Data shown:
************

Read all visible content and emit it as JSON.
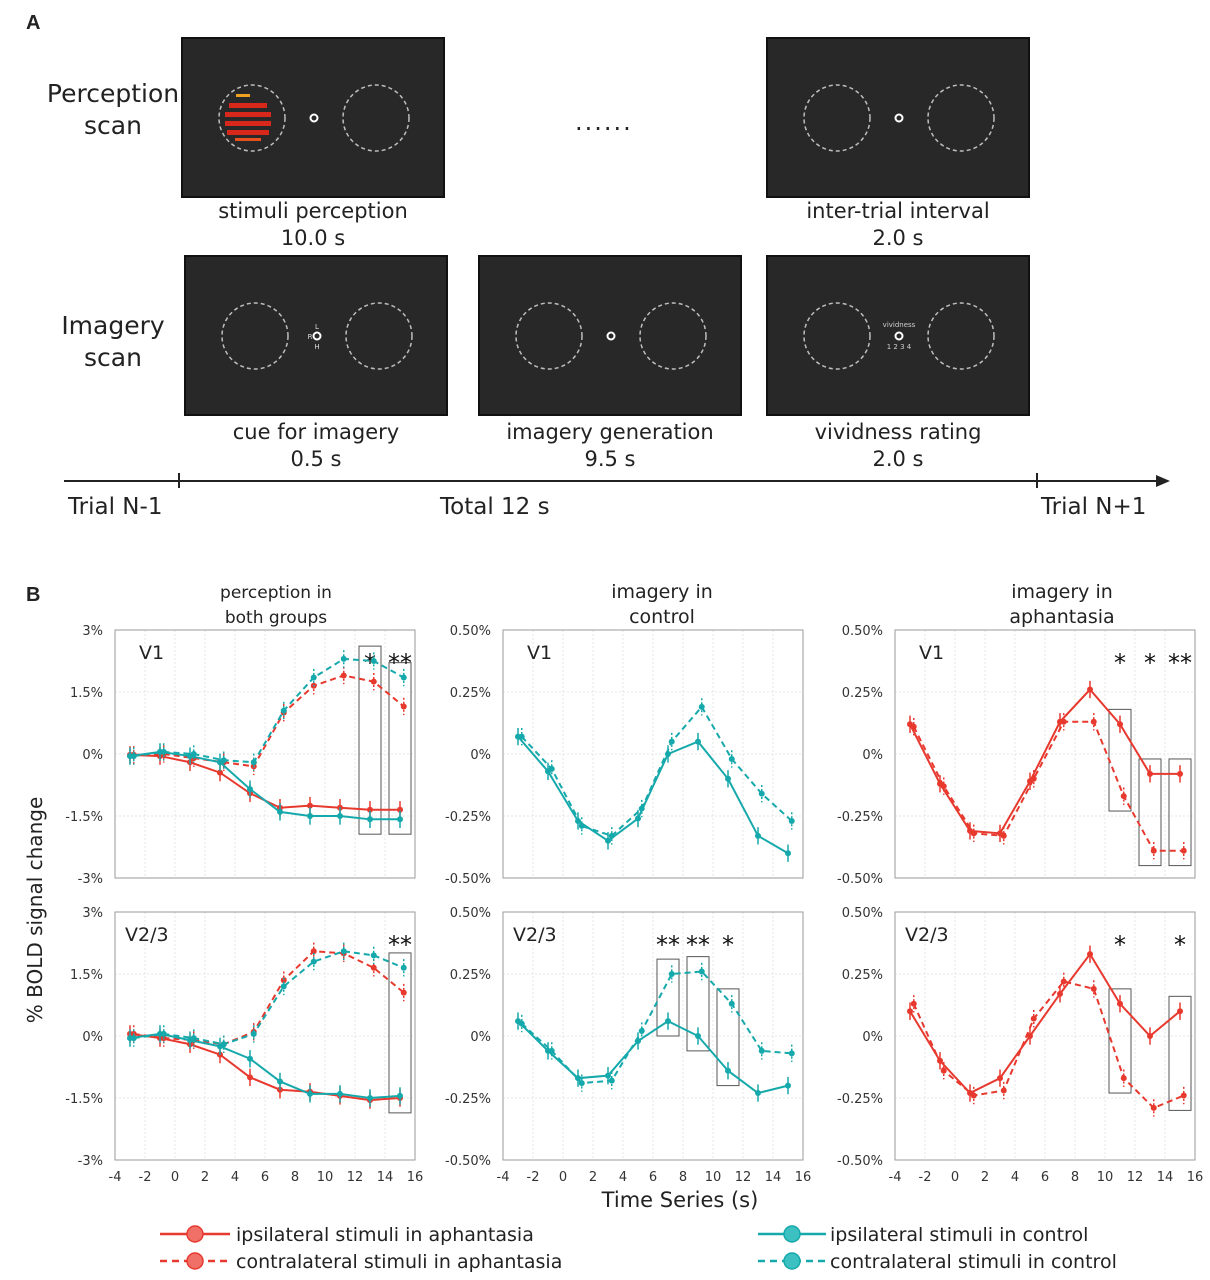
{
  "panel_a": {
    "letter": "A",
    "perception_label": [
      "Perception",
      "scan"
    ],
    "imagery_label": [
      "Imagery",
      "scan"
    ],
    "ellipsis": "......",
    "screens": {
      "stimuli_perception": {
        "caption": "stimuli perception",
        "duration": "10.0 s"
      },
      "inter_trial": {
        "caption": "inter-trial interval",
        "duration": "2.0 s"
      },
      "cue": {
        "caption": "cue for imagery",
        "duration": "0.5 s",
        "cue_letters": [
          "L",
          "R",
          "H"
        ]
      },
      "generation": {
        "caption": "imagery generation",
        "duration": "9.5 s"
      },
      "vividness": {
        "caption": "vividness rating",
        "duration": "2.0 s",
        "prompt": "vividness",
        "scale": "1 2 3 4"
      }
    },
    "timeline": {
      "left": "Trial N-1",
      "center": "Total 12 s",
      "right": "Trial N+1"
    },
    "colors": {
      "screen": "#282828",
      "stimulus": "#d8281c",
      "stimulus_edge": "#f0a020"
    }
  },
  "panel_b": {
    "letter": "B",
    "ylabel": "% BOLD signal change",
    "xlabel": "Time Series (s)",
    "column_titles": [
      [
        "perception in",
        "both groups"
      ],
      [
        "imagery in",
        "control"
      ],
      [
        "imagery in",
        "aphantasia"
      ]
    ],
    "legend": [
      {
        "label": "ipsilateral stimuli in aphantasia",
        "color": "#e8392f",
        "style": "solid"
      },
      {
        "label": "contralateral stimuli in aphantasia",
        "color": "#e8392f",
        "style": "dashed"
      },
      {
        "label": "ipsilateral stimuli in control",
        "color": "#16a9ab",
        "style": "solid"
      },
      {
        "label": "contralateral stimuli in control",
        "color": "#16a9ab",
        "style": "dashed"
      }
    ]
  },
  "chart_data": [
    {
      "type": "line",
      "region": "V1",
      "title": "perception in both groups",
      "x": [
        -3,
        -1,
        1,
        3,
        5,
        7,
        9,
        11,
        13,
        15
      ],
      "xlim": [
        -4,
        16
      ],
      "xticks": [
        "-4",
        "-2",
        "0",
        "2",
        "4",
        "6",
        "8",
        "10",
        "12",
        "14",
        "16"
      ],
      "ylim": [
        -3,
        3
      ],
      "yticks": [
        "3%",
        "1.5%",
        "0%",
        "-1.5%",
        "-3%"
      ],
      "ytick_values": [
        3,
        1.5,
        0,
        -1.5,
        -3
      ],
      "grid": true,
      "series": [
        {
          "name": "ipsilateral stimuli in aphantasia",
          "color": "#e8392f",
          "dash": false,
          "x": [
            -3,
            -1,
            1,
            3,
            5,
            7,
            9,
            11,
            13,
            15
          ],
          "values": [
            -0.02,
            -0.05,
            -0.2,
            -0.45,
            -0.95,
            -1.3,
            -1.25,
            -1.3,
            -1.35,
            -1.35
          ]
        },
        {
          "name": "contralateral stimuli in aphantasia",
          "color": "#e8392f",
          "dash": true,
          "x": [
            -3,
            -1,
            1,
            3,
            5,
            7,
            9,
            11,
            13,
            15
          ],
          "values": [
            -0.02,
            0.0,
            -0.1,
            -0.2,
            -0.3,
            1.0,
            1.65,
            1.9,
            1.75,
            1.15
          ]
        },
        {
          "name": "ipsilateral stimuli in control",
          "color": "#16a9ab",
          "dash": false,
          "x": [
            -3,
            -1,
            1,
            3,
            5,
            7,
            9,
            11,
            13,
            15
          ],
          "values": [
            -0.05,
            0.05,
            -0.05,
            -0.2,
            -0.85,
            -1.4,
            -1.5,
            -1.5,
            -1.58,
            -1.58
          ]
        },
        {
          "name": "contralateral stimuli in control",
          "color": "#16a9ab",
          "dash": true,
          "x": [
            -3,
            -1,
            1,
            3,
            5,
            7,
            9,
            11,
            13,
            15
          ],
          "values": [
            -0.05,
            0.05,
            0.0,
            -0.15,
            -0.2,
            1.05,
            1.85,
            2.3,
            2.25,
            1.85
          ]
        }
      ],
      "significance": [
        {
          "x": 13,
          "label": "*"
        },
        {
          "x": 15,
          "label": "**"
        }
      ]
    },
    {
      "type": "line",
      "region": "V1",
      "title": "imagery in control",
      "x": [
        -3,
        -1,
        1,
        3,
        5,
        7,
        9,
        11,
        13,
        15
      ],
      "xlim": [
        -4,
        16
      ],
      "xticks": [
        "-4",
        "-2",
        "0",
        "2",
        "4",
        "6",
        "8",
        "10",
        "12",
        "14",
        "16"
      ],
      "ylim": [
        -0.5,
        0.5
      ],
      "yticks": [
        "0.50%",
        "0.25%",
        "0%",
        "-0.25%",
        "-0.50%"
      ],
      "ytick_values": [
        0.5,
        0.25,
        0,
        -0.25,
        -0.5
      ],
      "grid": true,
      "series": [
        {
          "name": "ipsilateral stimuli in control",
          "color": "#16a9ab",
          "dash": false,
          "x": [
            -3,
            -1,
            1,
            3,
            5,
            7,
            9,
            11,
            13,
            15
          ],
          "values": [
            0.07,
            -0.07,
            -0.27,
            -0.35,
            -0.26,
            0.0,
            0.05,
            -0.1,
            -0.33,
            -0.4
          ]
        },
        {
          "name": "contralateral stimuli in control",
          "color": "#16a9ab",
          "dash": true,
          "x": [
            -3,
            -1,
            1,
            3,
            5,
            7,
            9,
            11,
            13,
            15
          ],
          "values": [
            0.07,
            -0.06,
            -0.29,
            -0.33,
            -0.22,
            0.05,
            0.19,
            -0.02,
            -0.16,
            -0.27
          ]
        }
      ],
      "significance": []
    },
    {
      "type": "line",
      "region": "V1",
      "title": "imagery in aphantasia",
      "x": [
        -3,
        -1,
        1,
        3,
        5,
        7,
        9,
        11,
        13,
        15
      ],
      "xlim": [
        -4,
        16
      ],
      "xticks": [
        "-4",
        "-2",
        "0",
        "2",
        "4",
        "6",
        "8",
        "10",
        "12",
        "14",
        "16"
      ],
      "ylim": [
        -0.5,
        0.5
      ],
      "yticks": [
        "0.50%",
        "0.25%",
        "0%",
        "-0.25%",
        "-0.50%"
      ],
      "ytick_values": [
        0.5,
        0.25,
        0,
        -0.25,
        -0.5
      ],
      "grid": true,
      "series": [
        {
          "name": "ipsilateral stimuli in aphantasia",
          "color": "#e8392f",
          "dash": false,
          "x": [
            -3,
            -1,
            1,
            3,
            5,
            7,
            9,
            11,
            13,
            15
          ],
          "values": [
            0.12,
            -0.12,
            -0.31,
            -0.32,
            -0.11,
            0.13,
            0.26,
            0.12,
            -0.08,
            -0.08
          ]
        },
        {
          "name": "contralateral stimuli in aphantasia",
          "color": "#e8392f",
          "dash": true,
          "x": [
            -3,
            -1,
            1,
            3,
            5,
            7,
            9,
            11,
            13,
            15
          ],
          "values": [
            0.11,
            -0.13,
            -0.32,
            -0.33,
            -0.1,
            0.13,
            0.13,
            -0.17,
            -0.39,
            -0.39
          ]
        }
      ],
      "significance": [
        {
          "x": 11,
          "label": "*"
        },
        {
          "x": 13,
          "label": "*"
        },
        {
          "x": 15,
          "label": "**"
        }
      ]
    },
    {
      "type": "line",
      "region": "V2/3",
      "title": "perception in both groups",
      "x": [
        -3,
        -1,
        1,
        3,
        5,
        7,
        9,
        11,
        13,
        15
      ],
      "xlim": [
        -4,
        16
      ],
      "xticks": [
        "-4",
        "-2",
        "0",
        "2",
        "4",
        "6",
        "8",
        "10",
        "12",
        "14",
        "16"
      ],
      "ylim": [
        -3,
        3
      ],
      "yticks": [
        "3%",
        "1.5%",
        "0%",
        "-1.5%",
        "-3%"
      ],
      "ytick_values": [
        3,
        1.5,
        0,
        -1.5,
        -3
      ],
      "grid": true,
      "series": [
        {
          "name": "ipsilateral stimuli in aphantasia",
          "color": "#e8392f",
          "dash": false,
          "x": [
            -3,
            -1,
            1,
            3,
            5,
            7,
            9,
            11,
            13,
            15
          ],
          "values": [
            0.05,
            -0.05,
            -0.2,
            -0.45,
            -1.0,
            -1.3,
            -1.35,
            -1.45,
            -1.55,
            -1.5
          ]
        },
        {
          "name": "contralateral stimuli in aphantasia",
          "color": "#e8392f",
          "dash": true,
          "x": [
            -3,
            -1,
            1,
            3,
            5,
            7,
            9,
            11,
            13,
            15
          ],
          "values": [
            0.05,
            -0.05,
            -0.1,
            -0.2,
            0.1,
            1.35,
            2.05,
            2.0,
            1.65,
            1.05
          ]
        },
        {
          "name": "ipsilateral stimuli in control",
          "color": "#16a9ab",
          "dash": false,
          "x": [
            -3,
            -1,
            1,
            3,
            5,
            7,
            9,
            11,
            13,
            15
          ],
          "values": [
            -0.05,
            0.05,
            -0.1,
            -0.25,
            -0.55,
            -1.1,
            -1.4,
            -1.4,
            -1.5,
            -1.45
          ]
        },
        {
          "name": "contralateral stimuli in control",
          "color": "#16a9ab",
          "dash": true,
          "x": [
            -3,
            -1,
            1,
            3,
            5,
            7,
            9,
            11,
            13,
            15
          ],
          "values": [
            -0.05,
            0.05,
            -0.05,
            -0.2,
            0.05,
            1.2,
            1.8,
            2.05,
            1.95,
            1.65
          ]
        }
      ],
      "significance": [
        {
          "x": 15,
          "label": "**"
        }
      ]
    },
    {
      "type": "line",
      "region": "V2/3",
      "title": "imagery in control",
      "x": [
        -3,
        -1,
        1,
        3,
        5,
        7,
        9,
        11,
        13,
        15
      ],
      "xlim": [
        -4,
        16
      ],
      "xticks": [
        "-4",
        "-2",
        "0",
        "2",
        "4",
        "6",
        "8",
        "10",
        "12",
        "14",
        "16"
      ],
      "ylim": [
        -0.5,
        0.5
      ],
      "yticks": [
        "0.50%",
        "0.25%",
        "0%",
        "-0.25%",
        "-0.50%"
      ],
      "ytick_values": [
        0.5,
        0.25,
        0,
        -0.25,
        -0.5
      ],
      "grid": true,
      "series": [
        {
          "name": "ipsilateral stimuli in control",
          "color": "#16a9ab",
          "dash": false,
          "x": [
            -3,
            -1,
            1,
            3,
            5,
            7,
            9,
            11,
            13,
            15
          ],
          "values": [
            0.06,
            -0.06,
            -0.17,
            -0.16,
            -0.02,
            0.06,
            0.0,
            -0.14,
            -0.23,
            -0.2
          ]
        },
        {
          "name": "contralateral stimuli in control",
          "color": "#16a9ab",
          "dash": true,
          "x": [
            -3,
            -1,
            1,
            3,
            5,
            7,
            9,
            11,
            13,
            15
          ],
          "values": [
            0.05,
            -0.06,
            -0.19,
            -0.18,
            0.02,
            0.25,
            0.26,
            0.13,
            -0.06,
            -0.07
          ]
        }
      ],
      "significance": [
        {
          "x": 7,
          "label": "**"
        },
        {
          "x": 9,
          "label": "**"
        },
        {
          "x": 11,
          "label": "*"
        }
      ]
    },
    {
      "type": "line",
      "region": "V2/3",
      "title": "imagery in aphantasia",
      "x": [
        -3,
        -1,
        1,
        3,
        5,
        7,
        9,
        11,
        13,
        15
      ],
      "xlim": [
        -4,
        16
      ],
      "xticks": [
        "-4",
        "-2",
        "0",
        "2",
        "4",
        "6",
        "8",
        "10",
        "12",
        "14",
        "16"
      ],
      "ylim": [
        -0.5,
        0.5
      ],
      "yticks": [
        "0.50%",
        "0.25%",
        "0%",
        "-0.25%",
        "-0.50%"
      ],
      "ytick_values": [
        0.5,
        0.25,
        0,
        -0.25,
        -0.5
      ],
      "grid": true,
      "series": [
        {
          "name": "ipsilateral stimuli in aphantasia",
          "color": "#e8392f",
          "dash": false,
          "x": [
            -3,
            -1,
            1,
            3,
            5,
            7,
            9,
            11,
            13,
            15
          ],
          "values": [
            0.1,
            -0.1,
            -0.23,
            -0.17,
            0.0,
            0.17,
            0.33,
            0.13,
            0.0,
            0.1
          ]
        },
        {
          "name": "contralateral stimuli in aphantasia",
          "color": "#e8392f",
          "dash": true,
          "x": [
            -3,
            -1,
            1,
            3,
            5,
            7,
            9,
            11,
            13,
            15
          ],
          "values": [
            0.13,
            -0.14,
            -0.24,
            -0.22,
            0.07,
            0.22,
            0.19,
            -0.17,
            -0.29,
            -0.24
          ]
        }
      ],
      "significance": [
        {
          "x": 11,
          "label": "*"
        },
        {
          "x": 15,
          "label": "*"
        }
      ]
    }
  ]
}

************

Challenge: Report how many lines of the entries hold the word "generation". Nothing else is needed.

Final result: 2